Can you let me know your MacOS version?

clyang avatar Apr 18 '23 17:04 clyang

Something's not quite right here. It took my M1 Max 64GB RAM exactly 4 hours to convert the base.en and almost 3 hours to convert the medium.en (which didn't load btw). Could someone share the details such as torch & python version etc?

I am using torch.2.1.0-dev20230417 python 3.10.10.

edwios avatar Apr 19 '23 18:04 edwios

FWIW I'm not entirely convinced that waiting is required or is the full answer here. I waited for multiple hours converting the medium model and it didn't finish, but if I force-quit ANECompilerService after waiting for a few mins the process appears to complete successfully.

That said, on my Mac I end up with the same issue with the converted model in Xcode, both at runtime and when performance benchmarking the model – it gets stuck compiling the model and never finishes. Sometimes if I'm lucky the compilation appears to happen immediately and I can use the model as usual for that run of the program – mostly only in Debug builds though. Seems to be a bug in the compiler service.

I have the same issues if I make a mlprogram or an mlmodel, but the mlprogram seems to show the problem more often / worse.

I have torch==2.0, python 3.10, M1 MbP, 16GB RAM

ephemer avatar May 03 '23 13:05 ephemer

I have the same problem, the 1st running works some minutes later, but when I update my system and run it for the 2nd time, the ANECompilerService will continue to run for 10 hours, but when I force quit it, the main bin will continue to run and give me the correct result.

FWIW I'm not entirely convinced that waiting is required or is the full answer here. I waited for multiple hours converting the medium model and it didn't finish, but if I force-quit ANECompilerService after waiting for a few mins the process appears to complete successfully.

That said, on my Mac I end up with the same issue with the converted model in Xcode, both at runtime and when performance benchmarking the model – it gets stuck compiling the model and never finishes. Sometimes if I'm lucky the compilation appears to happen immediately and I can use the model as usual for that run of the program – mostly only in Debug builds though. Seems to be a bug in the compiler service.

I have the same issues if I make a mlprogram or an mlmodel, but the mlprogram seems to show the problem more often / worse.

I have torch==2.0, python 3.10, M1 MbP, 16GB RAM

RogerPu avatar May 15 '23 14:05 RogerPu

I experienced the same problem. As soon as I force-quit ANECompilerService, the conversion was completed quickly. (model : large / ~2min with M1 Pro 14 16GB ram)

** ENTRIES SHOWN **

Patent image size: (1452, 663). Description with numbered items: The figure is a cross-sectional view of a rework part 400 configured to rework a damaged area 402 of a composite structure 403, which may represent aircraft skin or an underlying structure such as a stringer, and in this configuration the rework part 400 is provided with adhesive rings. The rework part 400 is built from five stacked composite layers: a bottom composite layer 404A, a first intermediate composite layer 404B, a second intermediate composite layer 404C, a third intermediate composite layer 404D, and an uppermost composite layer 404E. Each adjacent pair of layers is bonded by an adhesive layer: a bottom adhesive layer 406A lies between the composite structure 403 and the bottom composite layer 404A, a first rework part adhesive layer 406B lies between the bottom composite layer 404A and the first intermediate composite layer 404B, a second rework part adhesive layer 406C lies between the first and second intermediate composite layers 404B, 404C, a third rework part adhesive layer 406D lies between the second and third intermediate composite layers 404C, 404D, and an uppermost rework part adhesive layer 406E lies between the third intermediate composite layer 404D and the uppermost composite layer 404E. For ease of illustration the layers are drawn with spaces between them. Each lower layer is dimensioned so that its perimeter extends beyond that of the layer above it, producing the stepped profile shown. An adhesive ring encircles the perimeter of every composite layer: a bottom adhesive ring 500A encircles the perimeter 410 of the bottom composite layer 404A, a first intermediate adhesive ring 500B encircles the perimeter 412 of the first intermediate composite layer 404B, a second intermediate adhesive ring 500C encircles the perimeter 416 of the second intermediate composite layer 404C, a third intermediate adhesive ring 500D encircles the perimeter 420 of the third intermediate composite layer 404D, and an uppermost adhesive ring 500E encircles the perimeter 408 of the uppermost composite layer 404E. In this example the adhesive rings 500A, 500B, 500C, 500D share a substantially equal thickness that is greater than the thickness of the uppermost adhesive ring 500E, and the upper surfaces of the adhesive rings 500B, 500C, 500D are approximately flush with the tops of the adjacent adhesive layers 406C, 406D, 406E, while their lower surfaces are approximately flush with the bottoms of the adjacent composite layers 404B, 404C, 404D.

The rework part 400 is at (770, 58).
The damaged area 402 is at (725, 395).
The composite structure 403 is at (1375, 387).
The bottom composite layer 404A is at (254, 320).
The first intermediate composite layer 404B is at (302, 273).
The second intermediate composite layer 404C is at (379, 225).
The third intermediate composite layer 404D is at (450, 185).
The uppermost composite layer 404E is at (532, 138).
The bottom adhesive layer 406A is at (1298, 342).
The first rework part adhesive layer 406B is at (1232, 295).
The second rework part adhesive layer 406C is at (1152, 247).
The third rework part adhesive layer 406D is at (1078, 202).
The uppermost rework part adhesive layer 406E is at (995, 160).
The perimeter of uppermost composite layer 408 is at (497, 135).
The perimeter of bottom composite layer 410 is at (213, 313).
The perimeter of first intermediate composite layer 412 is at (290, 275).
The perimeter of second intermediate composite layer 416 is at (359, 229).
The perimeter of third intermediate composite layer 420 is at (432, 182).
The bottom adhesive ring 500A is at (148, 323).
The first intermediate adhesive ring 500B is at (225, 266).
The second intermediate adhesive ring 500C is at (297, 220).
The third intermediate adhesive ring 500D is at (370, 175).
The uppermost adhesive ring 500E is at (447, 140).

** WHAT IS NEEDED **
Write out, word for word, the part of the forum thread from "clyang avatar Apr" to "torch.2.1.0-dev20230417 python 3.10.10.".

** EXERCISE ANSWER **
clyang avatar Apr 18 '23 17:04 clyang

Something's not quite right here. It took my M1 Max 64GB RAM exactly 4 hours to convert the base.en and almost 3 hours to convert the medium.en (which didn't load btw). Could someone share the details such as torch & python version etc?

I am using torch.2.1.0-dev20230417 python 3.10.10.